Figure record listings
• • • •
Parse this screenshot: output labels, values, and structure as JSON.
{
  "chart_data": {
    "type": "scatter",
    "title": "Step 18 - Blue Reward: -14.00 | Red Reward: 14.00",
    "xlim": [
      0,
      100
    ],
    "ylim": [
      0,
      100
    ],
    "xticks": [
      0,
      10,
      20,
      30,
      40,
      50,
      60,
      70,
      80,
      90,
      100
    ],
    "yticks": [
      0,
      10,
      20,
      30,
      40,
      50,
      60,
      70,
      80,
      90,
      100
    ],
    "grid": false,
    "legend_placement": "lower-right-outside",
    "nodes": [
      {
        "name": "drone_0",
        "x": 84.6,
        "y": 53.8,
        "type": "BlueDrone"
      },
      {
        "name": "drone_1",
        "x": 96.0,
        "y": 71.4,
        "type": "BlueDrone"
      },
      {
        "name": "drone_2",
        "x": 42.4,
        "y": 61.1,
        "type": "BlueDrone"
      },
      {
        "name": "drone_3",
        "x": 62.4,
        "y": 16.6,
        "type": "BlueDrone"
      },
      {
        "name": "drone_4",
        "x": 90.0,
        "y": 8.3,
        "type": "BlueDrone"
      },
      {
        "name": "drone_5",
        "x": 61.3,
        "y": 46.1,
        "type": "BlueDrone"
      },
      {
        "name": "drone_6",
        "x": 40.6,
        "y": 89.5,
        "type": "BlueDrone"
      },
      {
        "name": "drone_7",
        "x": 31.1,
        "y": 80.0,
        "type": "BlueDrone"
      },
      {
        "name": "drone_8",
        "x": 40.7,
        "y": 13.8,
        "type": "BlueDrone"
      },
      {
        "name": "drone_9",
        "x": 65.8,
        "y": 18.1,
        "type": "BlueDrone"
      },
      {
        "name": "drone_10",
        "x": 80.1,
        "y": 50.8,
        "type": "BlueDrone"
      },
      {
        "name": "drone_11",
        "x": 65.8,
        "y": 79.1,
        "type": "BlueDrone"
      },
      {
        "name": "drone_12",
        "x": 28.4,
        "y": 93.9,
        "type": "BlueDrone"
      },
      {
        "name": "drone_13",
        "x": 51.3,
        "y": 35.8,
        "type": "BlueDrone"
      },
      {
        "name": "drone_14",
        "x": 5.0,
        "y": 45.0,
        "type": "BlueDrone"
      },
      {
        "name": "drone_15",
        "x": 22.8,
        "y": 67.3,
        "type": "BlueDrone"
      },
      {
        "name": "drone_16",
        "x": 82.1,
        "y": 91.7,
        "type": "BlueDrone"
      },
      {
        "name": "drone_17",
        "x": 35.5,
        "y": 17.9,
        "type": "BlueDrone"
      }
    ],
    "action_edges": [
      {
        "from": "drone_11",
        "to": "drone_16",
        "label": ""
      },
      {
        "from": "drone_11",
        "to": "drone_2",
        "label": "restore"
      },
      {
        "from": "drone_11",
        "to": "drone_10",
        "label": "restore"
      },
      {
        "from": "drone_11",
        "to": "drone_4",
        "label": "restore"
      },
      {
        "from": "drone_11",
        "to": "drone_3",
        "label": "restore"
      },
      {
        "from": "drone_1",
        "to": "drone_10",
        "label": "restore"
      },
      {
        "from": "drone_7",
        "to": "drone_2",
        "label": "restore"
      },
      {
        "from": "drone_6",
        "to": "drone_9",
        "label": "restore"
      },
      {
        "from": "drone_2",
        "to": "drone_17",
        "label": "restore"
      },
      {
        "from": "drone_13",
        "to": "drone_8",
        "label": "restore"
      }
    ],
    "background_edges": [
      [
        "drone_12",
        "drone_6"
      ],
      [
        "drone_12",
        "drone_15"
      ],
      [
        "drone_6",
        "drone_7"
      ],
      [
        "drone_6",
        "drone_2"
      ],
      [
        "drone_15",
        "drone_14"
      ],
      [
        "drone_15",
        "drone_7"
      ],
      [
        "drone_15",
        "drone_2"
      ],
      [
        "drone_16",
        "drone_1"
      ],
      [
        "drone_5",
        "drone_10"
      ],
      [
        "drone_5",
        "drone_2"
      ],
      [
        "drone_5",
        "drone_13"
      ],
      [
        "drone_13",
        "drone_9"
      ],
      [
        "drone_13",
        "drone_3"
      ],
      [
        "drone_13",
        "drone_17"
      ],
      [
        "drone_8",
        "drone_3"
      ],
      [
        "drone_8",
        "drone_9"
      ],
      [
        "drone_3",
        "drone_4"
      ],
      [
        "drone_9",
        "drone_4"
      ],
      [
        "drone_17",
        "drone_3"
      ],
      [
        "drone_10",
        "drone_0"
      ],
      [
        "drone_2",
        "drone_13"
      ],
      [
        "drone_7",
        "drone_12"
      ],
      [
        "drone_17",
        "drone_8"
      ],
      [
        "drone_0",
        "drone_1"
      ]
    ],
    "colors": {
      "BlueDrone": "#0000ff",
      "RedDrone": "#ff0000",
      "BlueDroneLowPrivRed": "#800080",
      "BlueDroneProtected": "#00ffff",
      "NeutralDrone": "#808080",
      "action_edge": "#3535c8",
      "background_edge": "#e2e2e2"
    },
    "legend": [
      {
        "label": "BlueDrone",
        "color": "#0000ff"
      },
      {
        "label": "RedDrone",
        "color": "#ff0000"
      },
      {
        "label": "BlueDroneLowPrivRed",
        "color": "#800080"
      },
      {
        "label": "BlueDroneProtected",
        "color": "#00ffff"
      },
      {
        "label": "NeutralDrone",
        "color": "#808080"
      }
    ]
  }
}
• • • •
The exercise: Reproduce the complete set of lines precisely as supplied.

Exercise solution:
Parse this screenshot: output labels, values, and structure as JSON.
{
  "chart_data": {
    "type": "scatter",
    "title": "Step 18 - Blue Reward: -14.00 | Red Reward: 14.00",
    "xlim": [
      0,
      100
    ],
    "ylim": [
      0,
      100
    ],
    "xticks": [
      0,
      10,
      20,
      30,
      40,
      50,
      60,
      70,
      80,
      90,
      100
    ],
    "yticks": [
      0,
      10,
      20,
      30,
      40,
      50,
      60,
      70,
      80,
      90,
      100
    ],
    "grid": false,
    "legend_placement": "lower-right-outside",
    "nodes": [
      {
        "name": "drone_0",
        "x": 84.6,
        "y": 53.8,
        "type": "BlueDrone"
      },
      {
        "name": "drone_1",
        "x": 96.0,
        "y": 71.4,
        "type": "BlueDrone"
      },
      {
        "name": "drone_2",
        "x": 42.4,
        "y": 61.1,
        "type": "BlueDrone"
      },
      {
        "name": "drone_3",
        "x": 62.4,
        "y": 16.6,
        "type": "BlueDrone"
      },
      {
        "name": "drone_4",
        "x": 90.0,
        "y": 8.3,
        "type": "BlueDrone"
      },
      {
        "name": "drone_5",
        "x": 61.3,
        "y": 46.1,
        "type": "BlueDrone"
      },
      {
        "name": "drone_6",
        "x": 40.6,
        "y": 89.5,
        "type": "BlueDrone"
      },
      {
        "name": "drone_7",
        "x": 31.1,
        "y": 80.0,
        "type": "BlueDrone"
      },
      {
        "name": "drone_8",
        "x": 40.7,
        "y": 13.8,
        "type": "BlueDrone"
      },
      {
        "name": "drone_9",
        "x": 65.8,
        "y": 18.1,
        "type": "BlueDrone"
      },
      {
        "name": "drone_10",
        "x": 80.1,
        "y": 50.8,
        "type": "BlueDrone"
      },
      {
        "name": "drone_11",
        "x": 65.8,
        "y": 79.1,
        "type": "BlueDrone"
      },
      {
        "name": "drone_12",
        "x": 28.4,
        "y": 93.9,
        "type": "BlueDrone"
      },
      {
        "name": "drone_13",
        "x": 51.3,
        "y": 35.8,
        "type": "BlueDrone"
      },
      {
        "name": "drone_14",
        "x": 5.0,
        "y": 45.0,
        "type": "BlueDrone"
      },
      {
        "name": "drone_15",
        "x": 22.8,
        "y": 67.3,
        "type": "BlueDrone"
      },
      {
        "name": "drone_16",
        "x": 82.1,
        "y": 91.7,
        "type": "BlueDrone"
      },
      {
        "name": "drone_17",
        "x": 35.5,
        "y": 17.9,
        "type": "BlueDrone"
      }
    ],
    "action_edges": [
      {
        "from": "drone_11",
        "to": "drone_16",
        "label": ""
      },
      {
        "from": "drone_11",
        "to": "drone_2",
        "label": "restore"
      },
      {
        "from": "drone_11",
        "to": "drone_10",
        "label": "restore"
      },
      {
        "from": "drone_11",
        "to": "drone_4",
        "label": "restore"
      },
      {
        "from": "drone_11",
        "to": "drone_3",
        "label": "restore"
      },
      {
        "from": "drone_1",
        "to": "drone_10",
        "label": "restore"
      },
      {
        "from": "drone_7",
        "to": "drone_2",
        "label": "restore"
      },
      {
        "from": "drone_6",
        "to": "drone_9",
        "label": "restore"
      },
      {
        "from": "drone_2",
        "to": "drone_17",
        "label": "restore"
      },
      {
        "from": "drone_13",
        "to": "drone_8",
        "label": "restore"
      }
    ],
    "background_edges": [
      [
        "drone_12",
        "drone_6"
      ],
      [
        "drone_12",
        "drone_15"
      ],
      [
        "drone_6",
        "drone_7"
      ],
      [
        "drone_6",
        "drone_2"
      ],
      [
        "drone_15",
        "drone_14"
      ],
      [
        "drone_15",
        "drone_7"
      ],
      [
        "drone_15",
        "drone_2"
      ],
      [
        "drone_16",
        "drone_1"
      ],
      [
        "drone_5",
        "drone_10"
      ],
      [
        "drone_5",
        "drone_2"
      ],
      [
        "drone_5",
        "drone_13"
      ],
      [
        "drone_13",
        "drone_9"
      ],
      [
        "drone_13",
        "drone_3"
      ],
      [
        "drone_13",
        "drone_17"
      ],
      [
        "drone_8",
        "drone_3"
      ],
      [
        "drone_8",
        "drone_9"
      ],
      [
        "drone_3",
        "drone_4"
      ],
      [
        "drone_9",
        "drone_4"
      ],
      [
        "drone_17",
        "drone_3"
      ],
      [
        "drone_10",
        "drone_0"
      ],
      [
        "drone_2",
        "drone_13"
      ],
      [
        "drone_7",
        "drone_12"
      ],
      [
        "drone_17",
        "drone_8"
      ],
      [
        "drone_0",
        "drone_1"
      ]
    ],
    "colors": {
      "BlueDrone": "#0000ff",
      "RedDrone": "#ff0000",
      "BlueDroneLowPrivRed": "#800080",
      "BlueDroneProtected": "#00ffff",
      "NeutralDrone": "#808080",
      "action_edge": "#3535c8",
      "background_edge": "#e2e2e2"
    },
    "legend": [
      {
        "label": "BlueDrone",
        "color": "#0000ff"
      },
      {
        "label": "RedDrone",
        "color": "#ff0000"
      },
      {
        "label": "BlueDroneLowPrivRed",
        "color": "#800080"
      },
      {
        "label": "BlueDroneProtected",
        "color": "#00ffff"
      },
      {
        "label": "NeutralDrone",
        "color": "#808080"
      }
    ]
  }
}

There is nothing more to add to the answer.